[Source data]
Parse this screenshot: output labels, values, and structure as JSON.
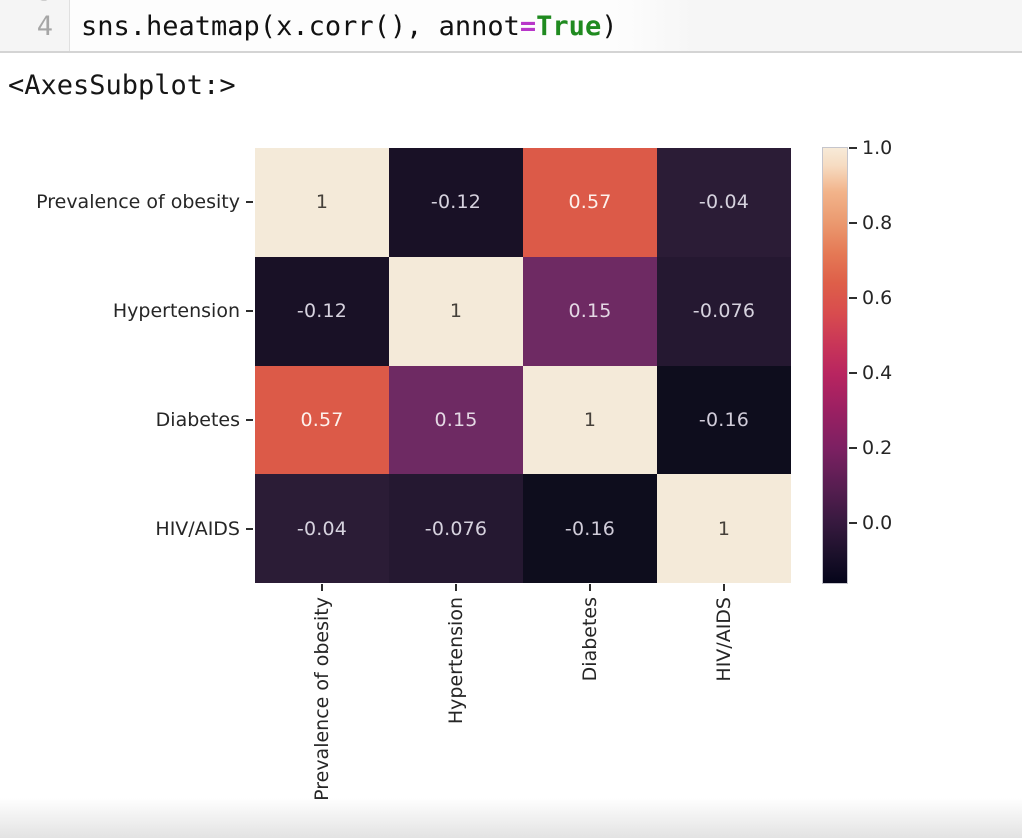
{
  "code_cell": {
    "prev_line_number": "3",
    "line_number": "4",
    "code": {
      "pre": "sns.heatmap(x.corr(), annot",
      "operator": "=",
      "keyword": "True",
      "post": ")"
    }
  },
  "output_text": "<AxesSubplot:>",
  "chart_data": {
    "type": "heatmap",
    "title": "",
    "categories": [
      "Prevalence of obesity",
      "Hypertension",
      "Diabetes",
      "HIV/AIDS"
    ],
    "matrix": [
      [
        1,
        -0.12,
        0.57,
        -0.04
      ],
      [
        -0.12,
        1,
        0.15,
        -0.076
      ],
      [
        0.57,
        0.15,
        1,
        -0.16
      ],
      [
        -0.04,
        -0.076,
        -0.16,
        1
      ]
    ],
    "cells": [
      [
        {
          "v": "1",
          "bg": "#f4ead9",
          "fg": "#45403a"
        },
        {
          "v": "-0.12",
          "bg": "#191126",
          "fg": "#d6d2de"
        },
        {
          "v": "0.57",
          "bg": "#dc5a48",
          "fg": "#fdf1ec"
        },
        {
          "v": "-0.04",
          "bg": "#2b1c36",
          "fg": "#d6d2de"
        }
      ],
      [
        {
          "v": "-0.12",
          "bg": "#191126",
          "fg": "#d6d2de"
        },
        {
          "v": "1",
          "bg": "#f4ead9",
          "fg": "#45403a"
        },
        {
          "v": "0.15",
          "bg": "#6e2a63",
          "fg": "#e4d8e4"
        },
        {
          "v": "-0.076",
          "bg": "#251831",
          "fg": "#d6d2de"
        }
      ],
      [
        {
          "v": "0.57",
          "bg": "#dc5a48",
          "fg": "#fdf1ec"
        },
        {
          "v": "0.15",
          "bg": "#6e2a63",
          "fg": "#e4d8e4"
        },
        {
          "v": "1",
          "bg": "#f4ead9",
          "fg": "#45403a"
        },
        {
          "v": "-0.16",
          "bg": "#0e0d1d",
          "fg": "#d0ccd9"
        }
      ],
      [
        {
          "v": "-0.04",
          "bg": "#2b1c36",
          "fg": "#d6d2de"
        },
        {
          "v": "-0.076",
          "bg": "#251831",
          "fg": "#d6d2de"
        },
        {
          "v": "-0.16",
          "bg": "#0e0d1d",
          "fg": "#d0ccd9"
        },
        {
          "v": "1",
          "bg": "#f4ead9",
          "fg": "#45403a"
        }
      ]
    ],
    "colorbar": {
      "ticks": [
        "1.0",
        "0.8",
        "0.6",
        "0.4",
        "0.2",
        "0.0"
      ],
      "vmin": -0.16,
      "vmax": 1.0,
      "colormap": "rocket",
      "gradient_top_to_bottom": [
        {
          "pct": 0,
          "color": "#f7ead8"
        },
        {
          "pct": 4,
          "color": "#f6dcc2"
        },
        {
          "pct": 10,
          "color": "#f2b48b"
        },
        {
          "pct": 17,
          "color": "#eb9a70"
        },
        {
          "pct": 24,
          "color": "#e57a56"
        },
        {
          "pct": 31,
          "color": "#de5f49"
        },
        {
          "pct": 38,
          "color": "#d84c4e"
        },
        {
          "pct": 45,
          "color": "#c93658"
        },
        {
          "pct": 52,
          "color": "#b82560"
        },
        {
          "pct": 60,
          "color": "#9c2062"
        },
        {
          "pct": 69,
          "color": "#7c2062"
        },
        {
          "pct": 78,
          "color": "#571e51"
        },
        {
          "pct": 86,
          "color": "#37193f"
        },
        {
          "pct": 93,
          "color": "#1d112c"
        },
        {
          "pct": 100,
          "color": "#05051a"
        }
      ]
    },
    "legend_position": "right",
    "grid": false,
    "xlabel": "",
    "ylabel": ""
  }
}
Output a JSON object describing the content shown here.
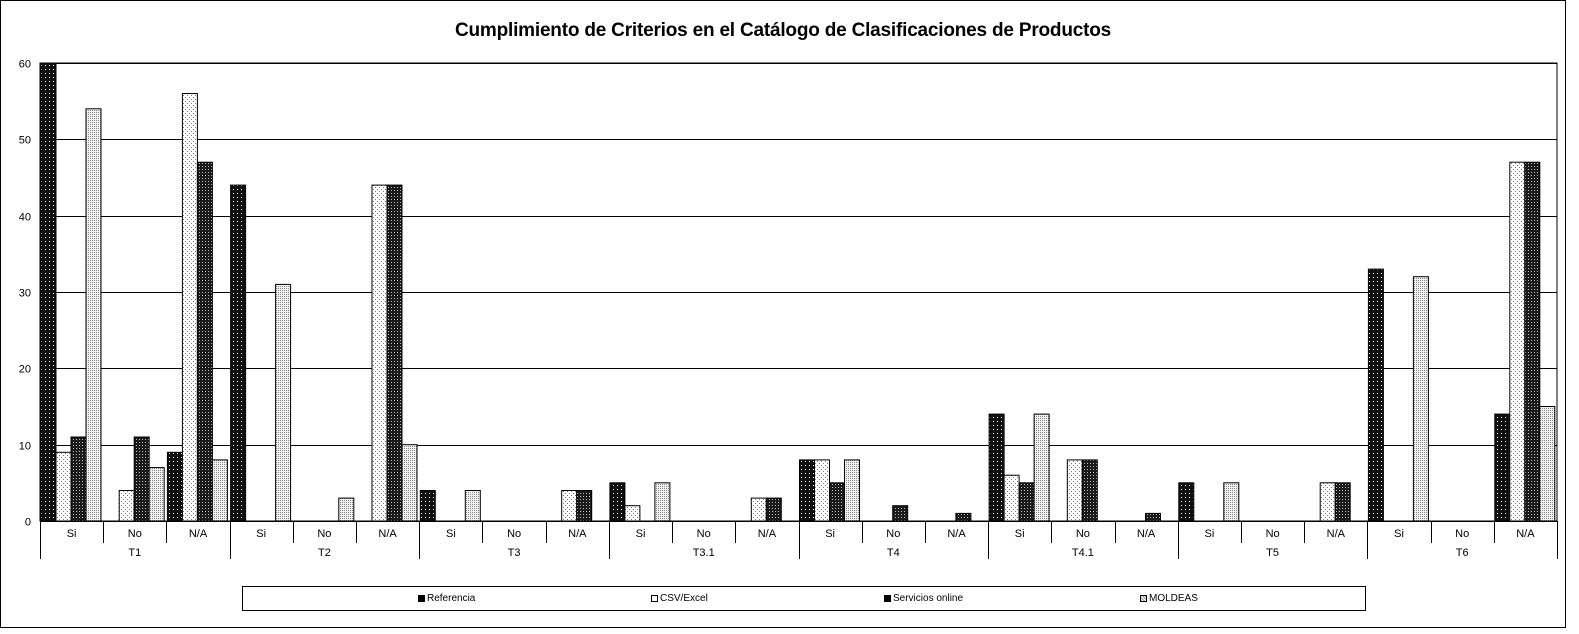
{
  "chart_data": {
    "type": "bar",
    "title": "Cumplimiento de Criterios en el Catálogo de Clasificaciones de Productos",
    "xlabel": "",
    "ylabel": "",
    "ylim": [
      0,
      60
    ],
    "yticks": [
      0,
      10,
      20,
      30,
      40,
      50,
      60
    ],
    "grid": true,
    "legend_position": "bottom",
    "groups": [
      "T1",
      "T2",
      "T3",
      "T3.1",
      "T4",
      "T4.1",
      "T5",
      "T6"
    ],
    "subcategories": [
      "Si",
      "No",
      "N/A"
    ],
    "series": [
      {
        "name": "Referencia",
        "color": "#111111",
        "pattern": "dark-dots",
        "values": [
          60,
          0,
          9,
          44,
          0,
          0,
          4,
          0,
          0,
          5,
          0,
          0,
          8,
          0,
          0,
          14,
          0,
          0,
          5,
          0,
          0,
          33,
          0,
          14
        ]
      },
      {
        "name": "CSV/Excel",
        "color": "#ffffff",
        "pattern": "light-dots",
        "values": [
          9,
          4,
          56,
          0,
          0,
          44,
          0,
          0,
          4,
          2,
          0,
          3,
          8,
          0,
          0,
          6,
          8,
          0,
          0,
          0,
          5,
          0,
          0,
          47
        ]
      },
      {
        "name": "Servicios online",
        "color": "#222222",
        "pattern": "dark-checker",
        "values": [
          11,
          11,
          47,
          0,
          0,
          44,
          0,
          0,
          4,
          0,
          0,
          3,
          5,
          2,
          1,
          5,
          8,
          1,
          0,
          0,
          5,
          0,
          0,
          47
        ]
      },
      {
        "name": "MOLDEAS",
        "color": "#eeeeee",
        "pattern": "dense-dots",
        "values": [
          54,
          7,
          8,
          31,
          3,
          10,
          4,
          0,
          0,
          5,
          0,
          0,
          8,
          0,
          0,
          14,
          0,
          0,
          5,
          0,
          0,
          32,
          0,
          15
        ]
      }
    ]
  }
}
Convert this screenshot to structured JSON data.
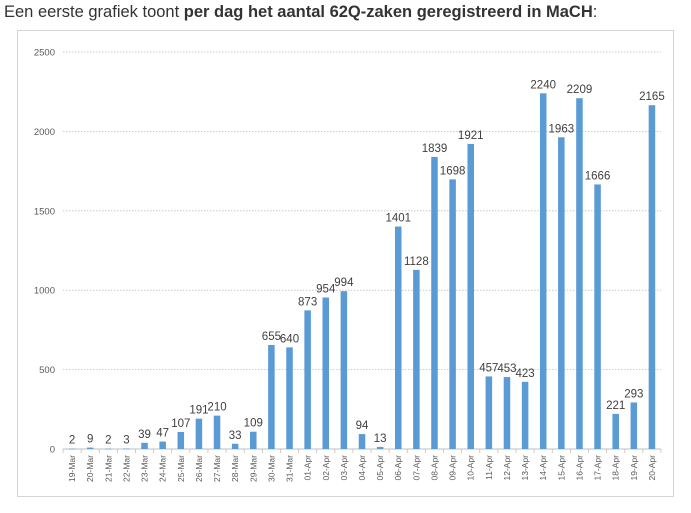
{
  "caption": {
    "prefix": "Een eerste grafiek toont ",
    "bold": "per dag het aantal 62Q-zaken geregistreerd in MaCH",
    "suffix": ":"
  },
  "chart_data": {
    "type": "bar",
    "title": "",
    "xlabel": "",
    "ylabel": "",
    "ylim": [
      0,
      2500
    ],
    "yticks": [
      0,
      500,
      1000,
      1500,
      2000,
      2500
    ],
    "grid": true,
    "bar_color": "#5b9bd5",
    "categories": [
      "19-Mar",
      "20-Mar",
      "21-Mar",
      "22-Mar",
      "23-Mar",
      "24-Mar",
      "25-Mar",
      "26-Mar",
      "27-Mar",
      "28-Mar",
      "29-Mar",
      "30-Mar",
      "31-Mar",
      "01-Apr",
      "02-Apr",
      "03-Apr",
      "04-Apr",
      "05-Apr",
      "06-Apr",
      "07-Apr",
      "08-Apr",
      "09-Apr",
      "10-Apr",
      "11-Apr",
      "12-Apr",
      "13-Apr",
      "14-Apr",
      "15-Apr",
      "16-Apr",
      "17-Apr",
      "18-Apr",
      "19-Apr",
      "20-Apr"
    ],
    "values": [
      2,
      9,
      2,
      3,
      39,
      47,
      107,
      191,
      210,
      33,
      109,
      655,
      640,
      873,
      954,
      994,
      94,
      13,
      1401,
      1128,
      1839,
      1698,
      1921,
      457,
      453,
      423,
      2240,
      1963,
      2209,
      1666,
      221,
      293,
      2165
    ]
  }
}
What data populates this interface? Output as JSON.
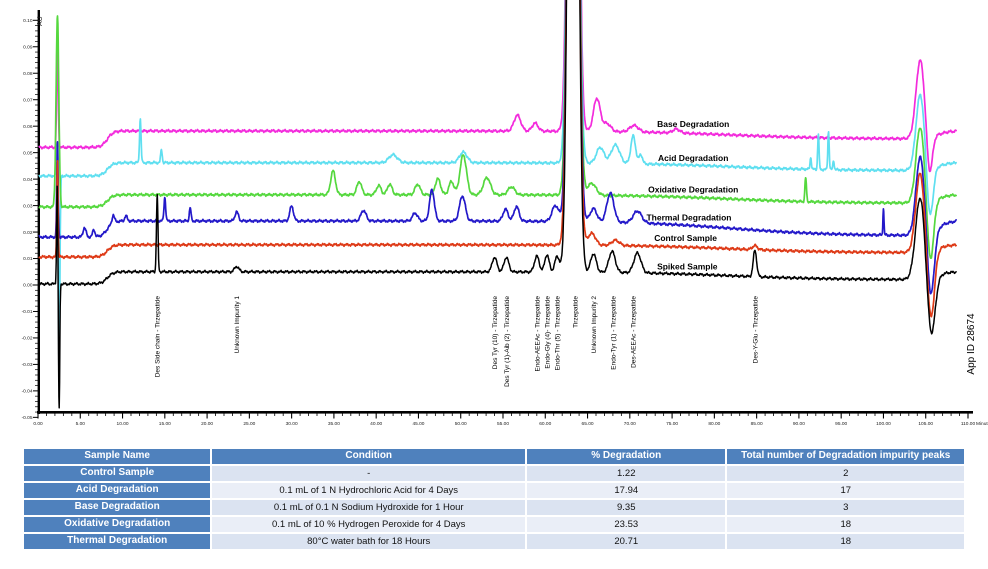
{
  "app_id": "App ID 28674",
  "chart_data": {
    "type": "line",
    "title": "",
    "xlabel": "Minutes",
    "ylabel": "AU",
    "xlim": [
      0,
      110
    ],
    "ylim": [
      -0.05,
      0.1
    ],
    "x_major_tick": 5,
    "x_minor_tick": 1,
    "y_major_tick": 0.01,
    "y_minor_tick": 0.002,
    "grid": false,
    "legend_position": "labels-above-traces",
    "series": [
      {
        "name": "Base Degradation",
        "color": "#f32bdc",
        "baseline_start_au": 0.052,
        "baseline_au": 0.0582,
        "sag_au": 0.003,
        "label_t": 77.5,
        "injection": {
          "t_up": 2.3,
          "h_up": 0.04,
          "s_up": 0.09,
          "t_down": 2.5,
          "h_down": 0,
          "s_down": 0.08
        },
        "peaks": [
          [
            56.7,
            0.006,
            0.4
          ],
          [
            58.8,
            0.003,
            0.35
          ],
          [
            63.3,
            0.5,
            0.45
          ],
          [
            66.1,
            0.0125,
            0.4
          ],
          [
            67.3,
            0.003,
            0.45
          ],
          [
            70.5,
            0.0025,
            0.5
          ],
          [
            75.5,
            0.0015,
            0.4
          ]
        ],
        "end_artifact": {
          "peak_t": 104.35,
          "peak_h": 0.0295,
          "peak_s": 0.5,
          "dip_t": 105.45,
          "dip_d": 0.015,
          "dip_s": 0.32
        }
      },
      {
        "name": "Acid Degradation",
        "color": "#5fdff0",
        "baseline_start_au": 0.0412,
        "baseline_au": 0.0462,
        "sag_au": 0.003,
        "label_t": 77.5,
        "injection": {
          "t_up": 2.28,
          "h_up": 0.007,
          "s_up": 0.09,
          "t_down": 2.5,
          "h_down": 0.07,
          "s_down": 0.09
        },
        "peaks": [
          [
            12.1,
            0.0165,
            0.09
          ],
          [
            14.6,
            0.005,
            0.09
          ],
          [
            42.0,
            0.003,
            0.5
          ],
          [
            50.3,
            0.004,
            0.45
          ],
          [
            63.3,
            0.5,
            0.45
          ],
          [
            66.5,
            0.006,
            0.45
          ],
          [
            68.3,
            0.007,
            0.5
          ],
          [
            70.4,
            0.0105,
            0.28
          ],
          [
            71.3,
            0.0035,
            0.2
          ],
          [
            91.4,
            0.0045,
            0.08
          ],
          [
            92.3,
            0.0135,
            0.08
          ],
          [
            93.5,
            0.0145,
            0.08
          ],
          [
            94.1,
            0.0035,
            0.08
          ]
        ],
        "end_artifact": {
          "peak_t": 104.35,
          "peak_h": 0.0285,
          "peak_s": 0.5,
          "dip_t": 105.5,
          "dip_d": 0.019,
          "dip_s": 0.36
        }
      },
      {
        "name": "Oxidative Degradation",
        "color": "#55d83e",
        "baseline_start_au": 0.0295,
        "baseline_au": 0.0341,
        "sag_au": 0.0032,
        "label_t": 77.5,
        "injection": {
          "t_up": 2.3,
          "h_up": 0.0725,
          "s_up": 0.16,
          "t_down": 2.5,
          "h_down": 0,
          "s_down": 0.08
        },
        "peaks": [
          [
            34.9,
            0.009,
            0.28
          ],
          [
            38.0,
            0.005,
            0.28
          ],
          [
            40.3,
            0.0035,
            0.28
          ],
          [
            41.6,
            0.004,
            0.28
          ],
          [
            44.9,
            0.004,
            0.3
          ],
          [
            47.3,
            0.006,
            0.32
          ],
          [
            48.9,
            0.005,
            0.3
          ],
          [
            50.3,
            0.0151,
            0.38
          ],
          [
            53.1,
            0.0065,
            0.42
          ],
          [
            56.0,
            0.003,
            0.4
          ],
          [
            63.3,
            0.5,
            0.45
          ],
          [
            65.5,
            0.0045,
            0.5
          ],
          [
            90.8,
            0.009,
            0.09
          ]
        ],
        "end_artifact": {
          "peak_t": 104.35,
          "peak_h": 0.0285,
          "peak_s": 0.5,
          "dip_t": 105.55,
          "dip_d": 0.023,
          "dip_s": 0.38
        }
      },
      {
        "name": "Thermal Degradation",
        "color": "#2318c9",
        "baseline_start_au": 0.0181,
        "baseline_au": 0.0242,
        "sag_au": 0.0056,
        "label_t": 77.0,
        "injection": {
          "t_up": 2.3,
          "h_up": 0.036,
          "s_up": 0.08,
          "t_down": 2.5,
          "h_down": 0,
          "s_down": 0.08
        },
        "peaks": [
          [
            5.5,
            0.0035,
            0.18
          ],
          [
            6.6,
            0.0028,
            0.14
          ],
          [
            8.9,
            0.003,
            0.14
          ],
          [
            10.4,
            0.002,
            0.14
          ],
          [
            15.0,
            0.009,
            0.1
          ],
          [
            18.0,
            0.005,
            0.1
          ],
          [
            23.5,
            0.0035,
            0.2
          ],
          [
            30.0,
            0.0056,
            0.22
          ],
          [
            38.5,
            0.004,
            0.3
          ],
          [
            44.6,
            0.003,
            0.3
          ],
          [
            46.6,
            0.0118,
            0.28
          ],
          [
            50.2,
            0.0095,
            0.34
          ],
          [
            55.3,
            0.0045,
            0.3
          ],
          [
            56.6,
            0.0055,
            0.3
          ],
          [
            61.2,
            0.006,
            0.4
          ],
          [
            63.3,
            0.5,
            0.45
          ],
          [
            65.7,
            0.005,
            0.4
          ],
          [
            67.7,
            0.011,
            0.42
          ],
          [
            70.9,
            0.0045,
            0.5
          ],
          [
            100.0,
            0.0105,
            0.06
          ]
        ],
        "end_artifact": {
          "peak_t": 104.35,
          "peak_h": 0.0295,
          "peak_s": 0.5,
          "dip_t": 105.6,
          "dip_d": 0.0245,
          "dip_s": 0.4
        }
      },
      {
        "name": "Control Sample",
        "color": "#de3a17",
        "baseline_start_au": 0.0106,
        "baseline_au": 0.0152,
        "sag_au": 0.003,
        "label_t": 76.6,
        "injection": {
          "t_up": 2.3,
          "h_up": 0.037,
          "s_up": 0.07,
          "t_down": 2.5,
          "h_down": 0,
          "s_down": 0.08
        },
        "peaks": [
          [
            63.3,
            0.5,
            0.45
          ],
          [
            65.5,
            0.0045,
            0.45
          ],
          [
            68.3,
            0.002,
            0.45
          ],
          [
            84.8,
            0.0015,
            0.3
          ]
        ],
        "end_artifact": {
          "peak_t": 104.35,
          "peak_h": 0.03,
          "peak_s": 0.52,
          "dip_t": 105.6,
          "dip_d": 0.0265,
          "dip_s": 0.42
        }
      },
      {
        "name": "Spiked Sample",
        "color": "#000000",
        "baseline_start_au": 0.0004,
        "baseline_au": 0.005,
        "sag_au": 0.003,
        "label_t": 76.8,
        "injection": {
          "t_up": 2.27,
          "h_up": 0.037,
          "s_up": 0.07,
          "t_down": 2.5,
          "h_down": 0.048,
          "s_down": 0.07
        },
        "peaks": [
          [
            14.1,
            0.029,
            0.09
          ],
          [
            23.5,
            0.002,
            0.25
          ],
          [
            54.0,
            0.0055,
            0.28
          ],
          [
            55.4,
            0.0055,
            0.28
          ],
          [
            59.0,
            0.006,
            0.28
          ],
          [
            60.2,
            0.0065,
            0.26
          ],
          [
            61.4,
            0.006,
            0.26
          ],
          [
            63.3,
            0.5,
            0.45
          ],
          [
            65.7,
            0.007,
            0.33
          ],
          [
            67.9,
            0.008,
            0.38
          ],
          [
            70.9,
            0.0075,
            0.42
          ],
          [
            84.8,
            0.01,
            0.2
          ]
        ],
        "end_artifact": {
          "peak_t": 104.35,
          "peak_h": 0.031,
          "peak_s": 0.55,
          "dip_t": 105.65,
          "dip_d": 0.0225,
          "dip_s": 0.45
        }
      }
    ],
    "peak_annotations": [
      {
        "t": 14.1,
        "text": "Des Side chain - Tirzepatide"
      },
      {
        "t": 23.5,
        "text": "Unknown Impurity 1"
      },
      {
        "t": 54.0,
        "text": "Des Tyr (10) - Tirzepatide"
      },
      {
        "t": 55.4,
        "text": "Des Tyr (1)-Aib (2) - Tirzepatide"
      },
      {
        "t": 59.0,
        "text": "Endo-AEEAc - Tirzepatide"
      },
      {
        "t": 60.2,
        "text": "Endo-Gly (4)- Tirzepatide"
      },
      {
        "t": 61.4,
        "text": "Endo-Thr (5) - Tirzepatide"
      },
      {
        "t": 63.5,
        "text": "Tirzepatide"
      },
      {
        "t": 65.7,
        "text": "Unknown Impurity 2"
      },
      {
        "t": 68.0,
        "text": "Endo-Tyr (1) - Tirzepatide"
      },
      {
        "t": 70.4,
        "text": "Des-AEEAc - Tirzepatide"
      },
      {
        "t": 84.8,
        "text": "Des-Y-Glu - Tirzepatide"
      }
    ]
  },
  "table": {
    "header_bg": "#4f81bd",
    "row_bg_dark": "#dbe3f1",
    "row_bg_light": "#eaeef7",
    "headers": [
      "Sample Name",
      "Condition",
      "% Degradation",
      "Total number of Degradation impurity peaks"
    ],
    "rows": [
      [
        "Control Sample",
        "-",
        "1.22",
        "2"
      ],
      [
        "Acid Degradation",
        "0.1 mL of 1 N Hydrochloric Acid for 4 Days",
        "17.94",
        "17"
      ],
      [
        "Base Degradation",
        "0.1 mL of 0.1 N Sodium Hydroxide for 1 Hour",
        "9.35",
        "3"
      ],
      [
        "Oxidative Degradation",
        "0.1 mL of 10 % Hydrogen Peroxide for 4 Days",
        "23.53",
        "18"
      ],
      [
        "Thermal Degradation",
        "80°C water bath for 18 Hours",
        "20.71",
        "18"
      ]
    ]
  }
}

__Stated goal__
Look through the listing above. Pick out each line with "Sample" and copy it.

__The response__
        "name": "Control Sample",
        "name": "Spiked Sample",
      "Sample Name",
        "Control Sample",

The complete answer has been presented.